### Given exercise
For the data that follows, report how many lines contain the word "width", and nothing else.

### Data shown

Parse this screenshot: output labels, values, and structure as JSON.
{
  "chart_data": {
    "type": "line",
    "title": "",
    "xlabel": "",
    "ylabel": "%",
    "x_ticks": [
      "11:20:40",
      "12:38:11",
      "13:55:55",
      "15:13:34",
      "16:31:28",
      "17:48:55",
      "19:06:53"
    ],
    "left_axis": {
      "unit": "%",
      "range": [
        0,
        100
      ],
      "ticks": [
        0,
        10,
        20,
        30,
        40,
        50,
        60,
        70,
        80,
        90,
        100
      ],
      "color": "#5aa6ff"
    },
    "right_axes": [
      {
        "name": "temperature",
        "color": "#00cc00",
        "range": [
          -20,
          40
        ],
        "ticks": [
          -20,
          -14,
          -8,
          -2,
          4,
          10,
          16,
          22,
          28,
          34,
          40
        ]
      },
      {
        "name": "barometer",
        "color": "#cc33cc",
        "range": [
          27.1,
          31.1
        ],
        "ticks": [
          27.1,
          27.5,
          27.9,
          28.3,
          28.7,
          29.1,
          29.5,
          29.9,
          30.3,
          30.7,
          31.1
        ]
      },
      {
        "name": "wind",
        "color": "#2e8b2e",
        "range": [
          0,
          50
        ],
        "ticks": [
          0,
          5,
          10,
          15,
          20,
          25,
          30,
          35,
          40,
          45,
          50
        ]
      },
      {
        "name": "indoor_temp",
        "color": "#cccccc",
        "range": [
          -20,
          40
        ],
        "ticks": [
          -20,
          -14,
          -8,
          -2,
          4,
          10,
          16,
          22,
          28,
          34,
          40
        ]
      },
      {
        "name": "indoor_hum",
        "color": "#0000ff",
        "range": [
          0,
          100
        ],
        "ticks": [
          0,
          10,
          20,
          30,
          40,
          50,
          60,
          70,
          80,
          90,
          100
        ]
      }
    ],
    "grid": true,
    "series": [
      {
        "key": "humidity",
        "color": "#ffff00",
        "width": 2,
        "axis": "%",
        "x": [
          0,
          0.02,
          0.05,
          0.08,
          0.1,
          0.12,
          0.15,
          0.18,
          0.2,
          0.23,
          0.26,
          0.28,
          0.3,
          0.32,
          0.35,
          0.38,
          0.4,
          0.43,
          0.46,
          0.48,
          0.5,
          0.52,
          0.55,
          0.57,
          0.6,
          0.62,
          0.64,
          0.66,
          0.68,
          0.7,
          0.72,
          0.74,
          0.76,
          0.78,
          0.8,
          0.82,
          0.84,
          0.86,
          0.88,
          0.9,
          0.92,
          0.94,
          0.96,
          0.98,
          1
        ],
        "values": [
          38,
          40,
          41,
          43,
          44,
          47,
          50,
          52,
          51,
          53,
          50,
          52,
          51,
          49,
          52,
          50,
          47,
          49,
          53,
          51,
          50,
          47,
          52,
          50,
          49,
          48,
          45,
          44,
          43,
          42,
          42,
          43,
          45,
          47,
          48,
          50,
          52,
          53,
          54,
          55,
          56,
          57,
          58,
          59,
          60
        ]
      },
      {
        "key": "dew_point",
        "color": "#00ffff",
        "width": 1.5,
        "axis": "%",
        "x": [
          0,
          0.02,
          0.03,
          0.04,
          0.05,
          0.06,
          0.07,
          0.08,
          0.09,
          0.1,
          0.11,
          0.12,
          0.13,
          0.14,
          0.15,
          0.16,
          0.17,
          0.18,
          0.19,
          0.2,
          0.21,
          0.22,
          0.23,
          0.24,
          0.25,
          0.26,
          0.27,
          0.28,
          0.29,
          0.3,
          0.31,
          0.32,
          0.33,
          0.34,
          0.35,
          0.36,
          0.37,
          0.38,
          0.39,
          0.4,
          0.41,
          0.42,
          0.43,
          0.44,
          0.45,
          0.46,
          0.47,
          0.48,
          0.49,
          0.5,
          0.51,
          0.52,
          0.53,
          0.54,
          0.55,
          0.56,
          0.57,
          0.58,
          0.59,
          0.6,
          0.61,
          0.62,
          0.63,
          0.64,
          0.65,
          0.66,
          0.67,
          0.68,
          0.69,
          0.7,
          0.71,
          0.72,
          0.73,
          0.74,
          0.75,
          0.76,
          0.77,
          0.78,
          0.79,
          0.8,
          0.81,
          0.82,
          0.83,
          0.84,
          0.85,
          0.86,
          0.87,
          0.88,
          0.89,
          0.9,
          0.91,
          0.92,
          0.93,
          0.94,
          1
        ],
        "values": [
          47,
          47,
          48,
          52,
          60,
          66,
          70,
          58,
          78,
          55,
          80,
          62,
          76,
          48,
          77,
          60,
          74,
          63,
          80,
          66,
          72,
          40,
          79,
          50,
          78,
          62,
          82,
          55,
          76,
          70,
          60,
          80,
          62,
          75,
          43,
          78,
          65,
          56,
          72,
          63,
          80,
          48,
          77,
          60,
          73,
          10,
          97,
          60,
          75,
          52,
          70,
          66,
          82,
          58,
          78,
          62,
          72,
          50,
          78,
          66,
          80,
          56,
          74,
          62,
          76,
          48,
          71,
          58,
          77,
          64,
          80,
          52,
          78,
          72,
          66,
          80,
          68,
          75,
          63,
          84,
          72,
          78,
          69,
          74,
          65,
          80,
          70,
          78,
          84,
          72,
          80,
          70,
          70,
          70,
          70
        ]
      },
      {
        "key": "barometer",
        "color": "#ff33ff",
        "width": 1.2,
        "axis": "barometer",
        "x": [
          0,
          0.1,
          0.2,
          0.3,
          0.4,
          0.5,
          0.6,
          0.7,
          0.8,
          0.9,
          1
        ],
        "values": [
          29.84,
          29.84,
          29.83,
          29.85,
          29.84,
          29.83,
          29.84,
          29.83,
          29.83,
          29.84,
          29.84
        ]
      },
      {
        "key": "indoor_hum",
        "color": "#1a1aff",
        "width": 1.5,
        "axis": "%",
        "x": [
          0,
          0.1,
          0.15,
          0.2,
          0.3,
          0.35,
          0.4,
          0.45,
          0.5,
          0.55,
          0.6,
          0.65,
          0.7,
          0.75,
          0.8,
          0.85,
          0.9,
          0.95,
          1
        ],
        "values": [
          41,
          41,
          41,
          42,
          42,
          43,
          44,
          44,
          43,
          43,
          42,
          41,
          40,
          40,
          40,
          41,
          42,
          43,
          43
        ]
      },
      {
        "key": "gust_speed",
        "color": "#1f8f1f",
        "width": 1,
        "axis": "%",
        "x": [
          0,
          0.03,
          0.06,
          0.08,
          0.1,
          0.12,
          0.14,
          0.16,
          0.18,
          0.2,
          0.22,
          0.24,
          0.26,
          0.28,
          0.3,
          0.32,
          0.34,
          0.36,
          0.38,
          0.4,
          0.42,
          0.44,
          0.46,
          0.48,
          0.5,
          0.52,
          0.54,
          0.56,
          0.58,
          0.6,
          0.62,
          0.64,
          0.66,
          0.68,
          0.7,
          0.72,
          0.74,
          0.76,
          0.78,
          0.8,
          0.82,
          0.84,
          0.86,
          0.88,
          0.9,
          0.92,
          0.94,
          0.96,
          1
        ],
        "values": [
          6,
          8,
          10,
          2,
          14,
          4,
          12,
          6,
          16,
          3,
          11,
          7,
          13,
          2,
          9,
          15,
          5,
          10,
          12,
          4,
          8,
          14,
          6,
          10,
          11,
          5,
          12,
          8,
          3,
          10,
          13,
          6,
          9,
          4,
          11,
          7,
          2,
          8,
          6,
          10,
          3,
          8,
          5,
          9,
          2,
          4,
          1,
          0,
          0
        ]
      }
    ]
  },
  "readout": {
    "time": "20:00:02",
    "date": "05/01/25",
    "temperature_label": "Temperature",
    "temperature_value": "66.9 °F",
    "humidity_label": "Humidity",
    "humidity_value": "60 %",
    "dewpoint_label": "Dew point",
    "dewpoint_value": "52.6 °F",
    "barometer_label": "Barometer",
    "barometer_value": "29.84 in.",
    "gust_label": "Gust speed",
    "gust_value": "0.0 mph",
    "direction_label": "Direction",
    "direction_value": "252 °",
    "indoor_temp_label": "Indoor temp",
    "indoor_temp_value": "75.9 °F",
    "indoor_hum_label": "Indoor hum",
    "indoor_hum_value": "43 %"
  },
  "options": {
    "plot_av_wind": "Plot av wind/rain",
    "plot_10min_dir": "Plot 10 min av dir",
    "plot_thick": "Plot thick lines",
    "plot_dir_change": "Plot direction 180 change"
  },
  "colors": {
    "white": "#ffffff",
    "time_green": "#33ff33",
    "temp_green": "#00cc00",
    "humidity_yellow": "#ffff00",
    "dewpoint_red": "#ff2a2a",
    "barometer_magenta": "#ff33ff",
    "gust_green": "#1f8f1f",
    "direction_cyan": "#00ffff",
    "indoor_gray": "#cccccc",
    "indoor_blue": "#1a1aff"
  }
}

### Answer to this exercise
5